Exercise prompt: Render every line of the records below as a Markdown table with the columns "Row" and "Line", numbering the rows and omitting blank lines. Leave the pictures out of the answer.

Listings of box coordinates
"""
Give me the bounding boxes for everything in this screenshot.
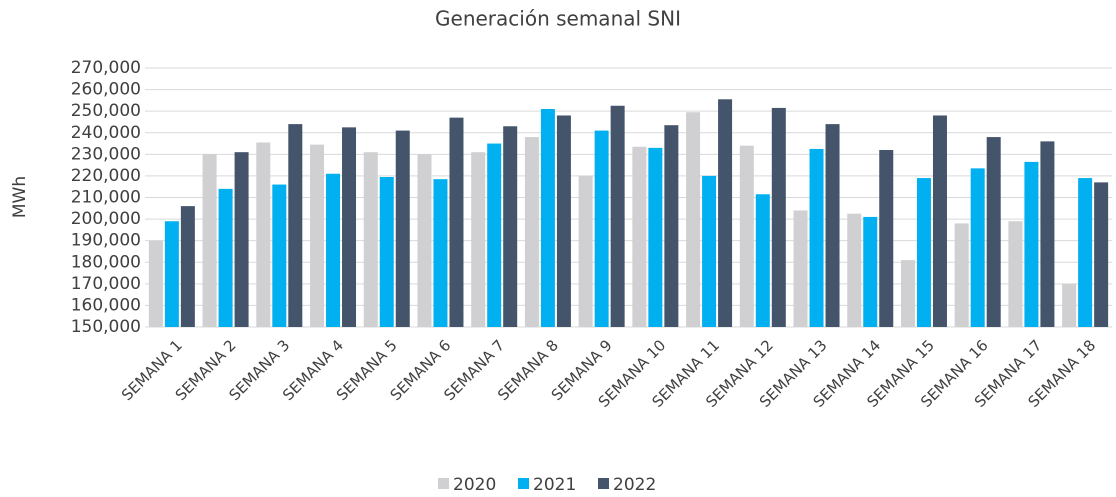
y-tick-label: 190,000 xyxy=(71,231,141,251)
bar xyxy=(847,213,862,327)
bar xyxy=(1040,141,1055,327)
bar xyxy=(900,260,915,327)
bar xyxy=(986,137,1001,327)
bar xyxy=(954,223,969,327)
bar xyxy=(1078,178,1093,327)
bar xyxy=(180,206,195,327)
bar xyxy=(395,130,410,327)
bar xyxy=(648,147,663,327)
bar xyxy=(148,240,163,327)
bar xyxy=(417,154,432,327)
legend-label: 2022 xyxy=(613,475,656,495)
y-tick-label: 220,000 xyxy=(71,166,141,186)
bar xyxy=(288,124,303,327)
bar xyxy=(540,109,555,327)
legend-swatch xyxy=(438,478,449,489)
bar xyxy=(1024,161,1039,327)
bar xyxy=(449,117,464,328)
bar xyxy=(218,188,233,327)
bar xyxy=(234,152,249,327)
bar xyxy=(970,168,985,327)
y-tick-label: 160,000 xyxy=(71,295,141,315)
bar xyxy=(272,184,287,327)
bar xyxy=(379,176,394,327)
bar xyxy=(310,144,325,327)
bar xyxy=(879,150,894,327)
legend-swatch xyxy=(518,478,529,489)
y-tick-label: 240,000 xyxy=(71,123,141,143)
bar xyxy=(503,126,518,328)
bar xyxy=(164,221,179,327)
bar xyxy=(1062,283,1077,327)
bar xyxy=(793,210,808,327)
bar xyxy=(755,194,770,327)
bar xyxy=(202,154,217,327)
bar xyxy=(471,152,486,327)
bar xyxy=(932,115,947,327)
bar xyxy=(487,143,502,327)
bar xyxy=(739,145,754,327)
bar xyxy=(1094,182,1109,327)
y-tick-label: 260,000 xyxy=(71,80,141,100)
y-axis-label: MWh xyxy=(10,176,30,218)
bar xyxy=(363,152,378,327)
y-tick-label: 180,000 xyxy=(71,252,141,272)
bar xyxy=(326,173,341,327)
y-tick-label: 230,000 xyxy=(71,144,141,164)
bar xyxy=(702,175,717,327)
legend-label: 2020 xyxy=(453,475,496,495)
legend-label: 2021 xyxy=(533,475,576,495)
bar xyxy=(809,148,824,327)
bar xyxy=(594,130,609,327)
y-tick-label: 150,000 xyxy=(71,317,141,337)
bar xyxy=(686,112,701,327)
bar xyxy=(342,127,357,328)
bar xyxy=(718,99,733,327)
bar xyxy=(664,125,679,327)
bar xyxy=(556,115,571,327)
y-tick-label: 170,000 xyxy=(71,274,141,294)
bar xyxy=(610,105,625,327)
bar xyxy=(916,178,931,327)
bar xyxy=(578,175,593,327)
bar xyxy=(524,137,539,327)
y-tick-label: 270,000 xyxy=(71,58,141,78)
bar xyxy=(1008,221,1023,327)
y-tick-label: 250,000 xyxy=(71,101,141,121)
bar xyxy=(771,107,786,327)
chart-title: Generación semanal SNI xyxy=(435,7,681,31)
bar xyxy=(825,124,840,327)
bar xyxy=(632,146,647,327)
bar xyxy=(256,142,271,327)
bar xyxy=(863,216,878,327)
legend-swatch xyxy=(598,478,609,489)
y-tick-label: 200,000 xyxy=(71,209,141,229)
bar xyxy=(433,179,448,327)
y-tick-label: 210,000 xyxy=(71,188,141,208)
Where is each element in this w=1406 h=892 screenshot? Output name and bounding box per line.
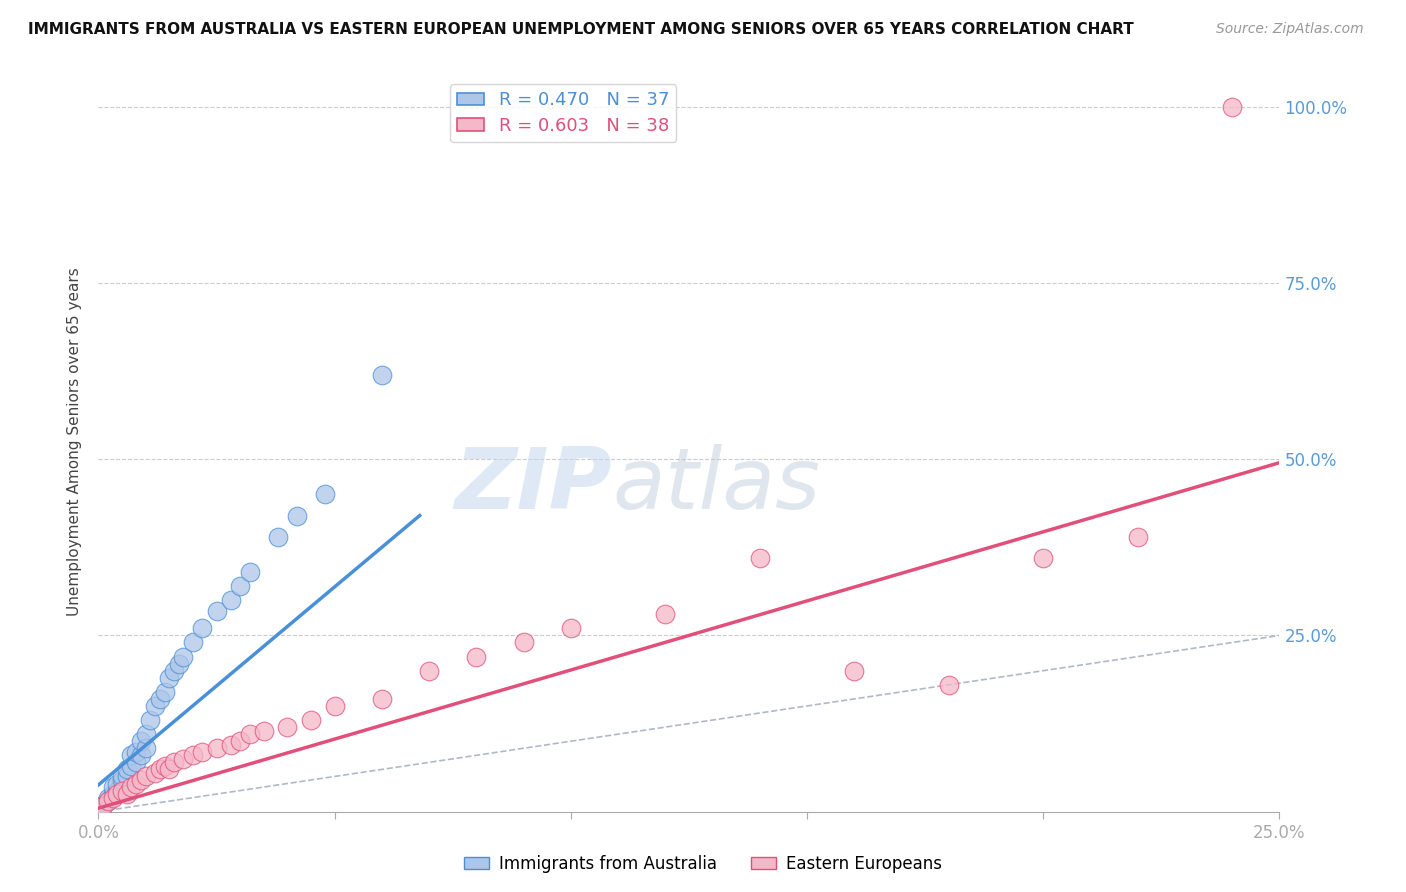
Point bbox=[418, 664, 440, 678]
Point bbox=[105, 783, 128, 797]
Point bbox=[101, 790, 124, 805]
Point bbox=[844, 664, 866, 678]
Point bbox=[167, 657, 190, 671]
Point bbox=[143, 698, 166, 713]
Point bbox=[115, 787, 138, 801]
Point bbox=[229, 579, 252, 593]
Point bbox=[172, 752, 194, 766]
Point bbox=[157, 671, 180, 685]
Point bbox=[105, 776, 128, 790]
Point bbox=[1220, 100, 1243, 114]
Text: atlas: atlas bbox=[612, 444, 820, 527]
Point bbox=[1032, 550, 1054, 565]
Point bbox=[105, 787, 128, 801]
Point bbox=[129, 772, 152, 787]
Text: Source: ZipAtlas.com: Source: ZipAtlas.com bbox=[1216, 22, 1364, 37]
Point bbox=[153, 759, 176, 773]
Point bbox=[299, 713, 322, 727]
Point bbox=[129, 748, 152, 763]
Point bbox=[229, 734, 252, 748]
Point bbox=[153, 685, 176, 699]
Point bbox=[748, 550, 770, 565]
Point bbox=[125, 776, 148, 790]
Point bbox=[371, 368, 394, 382]
Point bbox=[205, 604, 228, 618]
Point bbox=[135, 727, 157, 741]
Point bbox=[115, 769, 138, 783]
Point bbox=[253, 723, 276, 738]
Point bbox=[111, 769, 134, 783]
Point bbox=[97, 794, 120, 808]
Point bbox=[1126, 530, 1149, 544]
Point bbox=[323, 698, 346, 713]
Point bbox=[172, 649, 194, 664]
Point bbox=[91, 797, 114, 812]
Point bbox=[181, 635, 204, 649]
Point bbox=[91, 799, 114, 814]
Text: IMMIGRANTS FROM AUSTRALIA VS EASTERN EUROPEAN UNEMPLOYMENT AMONG SENIORS OVER 65: IMMIGRANTS FROM AUSTRALIA VS EASTERN EUR… bbox=[28, 22, 1133, 37]
Point bbox=[111, 772, 134, 787]
Point bbox=[239, 565, 262, 579]
Point bbox=[101, 780, 124, 794]
Point bbox=[129, 734, 152, 748]
Point bbox=[143, 766, 166, 780]
Point bbox=[285, 508, 308, 523]
Point bbox=[163, 664, 186, 678]
Point bbox=[191, 745, 214, 759]
Point bbox=[191, 621, 214, 635]
Legend: R = 0.470   N = 37, R = 0.603   N = 38: R = 0.470 N = 37, R = 0.603 N = 38 bbox=[450, 84, 676, 142]
Point bbox=[163, 756, 186, 770]
Point bbox=[219, 738, 242, 752]
Point bbox=[371, 692, 394, 706]
Point bbox=[111, 783, 134, 797]
Point bbox=[267, 530, 290, 544]
Point bbox=[121, 748, 143, 763]
Point bbox=[512, 635, 534, 649]
Point bbox=[97, 794, 120, 808]
Y-axis label: Unemployment Among Seniors over 65 years: Unemployment Among Seniors over 65 years bbox=[67, 268, 83, 615]
Point bbox=[115, 763, 138, 777]
Text: ZIP: ZIP bbox=[454, 444, 612, 527]
Legend: Immigrants from Australia, Eastern Europeans: Immigrants from Australia, Eastern Europ… bbox=[458, 848, 948, 880]
Point bbox=[125, 756, 148, 770]
Point bbox=[135, 769, 157, 783]
Point bbox=[276, 720, 298, 734]
Point bbox=[560, 621, 582, 635]
Point bbox=[135, 741, 157, 756]
Point bbox=[121, 759, 143, 773]
Point bbox=[654, 607, 676, 622]
Point bbox=[149, 692, 172, 706]
Point bbox=[97, 790, 120, 805]
Point bbox=[314, 487, 336, 501]
Point bbox=[101, 787, 124, 801]
Point bbox=[157, 763, 180, 777]
Point bbox=[125, 745, 148, 759]
Point bbox=[219, 593, 242, 607]
Point bbox=[139, 713, 162, 727]
Point bbox=[181, 748, 204, 763]
Point bbox=[121, 780, 143, 794]
Point bbox=[938, 678, 960, 692]
Point bbox=[239, 727, 262, 741]
Point bbox=[465, 649, 488, 664]
Point bbox=[205, 741, 228, 756]
Point bbox=[149, 763, 172, 777]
"""
Exercise response:
| Row | Line |
|---|---|
| 1 | Give me the bounding boxes for everything in this screenshot. |
| 2 | y-tick-label: 190,000 xyxy=(71,231,141,251) |
| 3 | bar xyxy=(847,213,862,327) |
| 4 | bar xyxy=(1040,141,1055,327) |
| 5 | bar xyxy=(900,260,915,327) |
| 6 | bar xyxy=(986,137,1001,327) |
| 7 | bar xyxy=(954,223,969,327) |
| 8 | bar xyxy=(1078,178,1093,327) |
| 9 | bar xyxy=(180,206,195,327) |
| 10 | bar xyxy=(395,130,410,327) |
| 11 | bar xyxy=(648,147,663,327) |
| 12 | bar xyxy=(148,240,163,327) |
| 13 | bar xyxy=(417,154,432,327) |
| 14 | legend-label: 2022 xyxy=(613,475,656,495) |
| 15 | y-tick-label: 220,000 xyxy=(71,166,141,186) |
| 16 | bar xyxy=(288,124,303,327) |
| 17 | bar xyxy=(540,109,555,327) |
| 18 | legend-swatch xyxy=(438,478,449,489) |
| 19 | bar xyxy=(1024,161,1039,327) |
| 20 | bar xyxy=(449,117,464,328) |
| 21 | bar xyxy=(218,188,233,327) |
| 22 | bar xyxy=(234,152,249,327) |
| 23 | bar xyxy=(970,168,985,327) |
| 24 | y-tick-label: 160,000 xyxy=(71,295,141,315) |
| 25 | bar xyxy=(272,184,287,327) |
| 26 | bar xyxy=(379,176,394,327) |
| 27 | bar xyxy=(310,144,325,327) |
| 28 | bar xyxy=(879,150,894,327) |
| 29 | legend-swatch xyxy=(518,478,529,489) |
| 30 | y-tick-label: 240,000 xyxy=(71,123,141,143) |
| 31 | bar xyxy=(503,126,518,328) |
| 32 | bar xyxy=(164,221,179,327) |
| 33 | bar xyxy=(1062,283,1077,327) |
| 34 | bar xyxy=(793,210,808,327) |
| 35 | bar xyxy=(755,194,770,327) |
| 36 | bar xyxy=(202,154,217,327) |
| 37 | bar xyxy=(471,152,486,327) |
| 38 | bar xyxy=(932,115,947,327) |
| 39 | bar xyxy=(487,143,502,327) |
| 40 | bar xyxy=(739,145,754,327) |
| 41 | bar xyxy=(1094,182,1109,327) |
| 42 | y-tick-label: 260,000 xyxy=(71,80,141,100) |
| 43 | y-axis-label: MWh xyxy=(10,176,30,218) |
| 44 | bar xyxy=(363,152,378,327) |
| 45 | y-tick-label: 180,000 xyxy=(71,252,141,272) |
| 46 | bar xyxy=(326,173,341,327) |
| 47 | y-tick-label: 230,000 xyxy=(71,144,141,164) |
| 48 | bar xyxy=(702,175,717,327) |
| 49 | legend-label: 2020 xyxy=(453,475,496,495) |
| 50 | legend-label: 2021 xyxy=(533,475,576,495) |
| 51 | bar xyxy=(809,148,824,327) |
| 52 | bar xyxy=(594,130,609,327) |
| 53 | y-tick-label: 150,000 xyxy=(71,317,141,337) |
| 54 | bar xyxy=(686,112,701,327) |
| 55 | bar xyxy=(342,127,357,328) |
| 56 | bar xyxy=(718,99,733,327) |
| 57 | bar xyxy=(664,125,679,327) |
| 58 | bar xyxy=(556,115,571,327) |
| 59 | y-tick-label: 170,000 xyxy=(71,274,141,294) |
| 60 | bar xyxy=(610,105,625,327) |
| 61 | bar xyxy=(916,178,931,327) |
| 62 | bar xyxy=(578,175,593,327) |
| 63 | bar xyxy=(524,137,539,327) |
| 64 | y-tick-label: 270,000 xyxy=(71,58,141,78) |
| 65 | bar xyxy=(1008,221,1023,327) |
| 66 | y-tick-label: 250,000 xyxy=(71,101,141,121) |
| 67 | bar xyxy=(771,107,786,327) |
| 68 | chart-title: Generación semanal SNI xyxy=(435,7,681,31) |
| 69 | bar xyxy=(825,124,840,327) |
| 70 | bar xyxy=(632,146,647,327) |
| 71 | bar xyxy=(256,142,271,327) |
| 72 | bar xyxy=(863,216,878,327) |
| 73 | legend-swatch xyxy=(598,478,609,489) |
| 74 | y-tick-label: 200,000 xyxy=(71,209,141,229) |
| 75 | bar xyxy=(433,179,448,327) |
| 76 | y-tick-label: 210,000 xyxy=(71,188,141,208) |
| 77 | Where is each element in this w=1406 h=892 screenshot? Output name and bounding box per line. |
| 78 | Point bbox=[418, 664, 440, 678] |
| 79 | Point bbox=[105, 783, 128, 797] |
| 80 | Point bbox=[101, 790, 124, 805] |
| 81 | Point bbox=[844, 664, 866, 678] |
| 82 | Point bbox=[167, 657, 190, 671] |
| 83 | Point bbox=[143, 698, 166, 713] |
| 84 | Point bbox=[115, 787, 138, 801] |
| 85 | Point bbox=[229, 579, 252, 593] |
| 86 | Point bbox=[172, 752, 194, 766] |
| 87 | Point bbox=[157, 671, 180, 685] |
| 88 | Point bbox=[105, 776, 128, 790] |
| 89 | Point bbox=[1220, 100, 1243, 114] |
| 90 | Text: atlas: atlas bbox=[612, 444, 820, 527] |
| 91 | Point bbox=[1032, 550, 1054, 565] |
| 92 | Point bbox=[105, 787, 128, 801] |
| 93 | Point bbox=[129, 772, 152, 787] |
| 94 | Text: Source: ZipAtlas.com: Source: ZipAtlas.com bbox=[1216, 22, 1364, 37] |
| 95 | Point bbox=[153, 759, 176, 773] |
| 96 | Point bbox=[299, 713, 322, 727] |
| 97 | Point bbox=[129, 748, 152, 763] |
| 98 | Point bbox=[229, 734, 252, 748] |
| 99 | Point bbox=[153, 685, 176, 699] |
| 100 | Point bbox=[748, 550, 770, 565] |
| 101 | Point bbox=[125, 776, 148, 790] |
| 102 | Point bbox=[371, 368, 394, 382] |
| 103 | Point bbox=[205, 604, 228, 618] |
| 104 | Point bbox=[135, 727, 157, 741] |
| 105 | Point bbox=[115, 769, 138, 783] |
| 106 | Point bbox=[253, 723, 276, 738] |
| 107 | Point bbox=[111, 769, 134, 783] |
| 108 | Point bbox=[97, 794, 120, 808] |
| 109 | Point bbox=[1126, 530, 1149, 544] |
| 110 | Point bbox=[323, 698, 346, 713] |
| 111 | Point bbox=[172, 649, 194, 664] |
| 112 | Point bbox=[91, 797, 114, 812] |
| 113 | Point bbox=[181, 635, 204, 649] |
| 114 | Point bbox=[91, 799, 114, 814] |
| 115 | Text: IMMIGRANTS FROM AUSTRALIA VS EASTERN EUROPEAN UNEMPLOYMENT AMONG SENIORS OVER 65: IMMIGRANTS FROM AUSTRALIA VS EASTERN EUR… bbox=[28, 22, 1133, 37] |
| 116 | Point bbox=[111, 772, 134, 787] |
| 117 | Point bbox=[239, 565, 262, 579] |
| 118 | Point bbox=[101, 780, 124, 794] |
| 119 | Point bbox=[129, 734, 152, 748] |
| 120 | Point bbox=[143, 766, 166, 780] |
| 121 | Point bbox=[285, 508, 308, 523] |
| 122 | Point bbox=[163, 664, 186, 678] |
| 123 | Point bbox=[191, 745, 214, 759] |
| 124 | Point bbox=[191, 621, 214, 635] |
| 125 | Legend: R = 0.470   N = 37, R = 0.603   N = 38: R = 0.470 N = 37, R = 0.603 N = 38 bbox=[450, 84, 676, 142] |
| 126 | Point bbox=[163, 756, 186, 770] |
| 127 | Point bbox=[219, 738, 242, 752] |
| 128 | Point bbox=[371, 692, 394, 706] |
| 129 | Point bbox=[111, 783, 134, 797] |
| 130 | Point bbox=[267, 530, 290, 544] |
| 131 | Point bbox=[121, 748, 143, 763] |
| 132 | Point bbox=[512, 635, 534, 649] |
| 133 | Point bbox=[97, 794, 120, 808] |
| 134 | Y-axis label: Unemployment Among Seniors over 65 years: Unemployment Among Seniors over 65 years bbox=[67, 268, 83, 615] |
| 135 | Point bbox=[115, 763, 138, 777] |
| 136 | Text: ZIP: ZIP bbox=[454, 444, 612, 527] |
| 137 | Legend: Immigrants from Australia, Eastern Europeans: Immigrants from Australia, Eastern Europ… bbox=[458, 848, 948, 880] |
| 138 | Point bbox=[125, 756, 148, 770] |
| 139 | Point bbox=[135, 769, 157, 783] |
| 140 | Point bbox=[276, 720, 298, 734] |
| 141 | Point bbox=[560, 621, 582, 635] |
| 142 | Point bbox=[135, 741, 157, 756] |
| 143 | Point bbox=[121, 759, 143, 773] |
| 144 | Point bbox=[654, 607, 676, 622] |
| 145 | Point bbox=[149, 692, 172, 706] |
| 146 | Point bbox=[97, 790, 120, 805] |
| 147 | Point bbox=[314, 487, 336, 501] |
| 148 | Point bbox=[101, 787, 124, 801] |
| 149 | Point bbox=[157, 763, 180, 777] |
| 150 | Point bbox=[125, 745, 148, 759] |
| 151 | Point bbox=[219, 593, 242, 607] |
| 152 | Point bbox=[139, 713, 162, 727] |
| 153 | Point bbox=[181, 748, 204, 763] |
| 154 | Point bbox=[121, 780, 143, 794] |
| 155 | Point bbox=[938, 678, 960, 692] |
| 156 | Point bbox=[239, 727, 262, 741] |
| 157 | Point bbox=[465, 649, 488, 664] |
| 158 | Point bbox=[205, 741, 228, 756] |
| 159 | Point bbox=[149, 763, 172, 777] |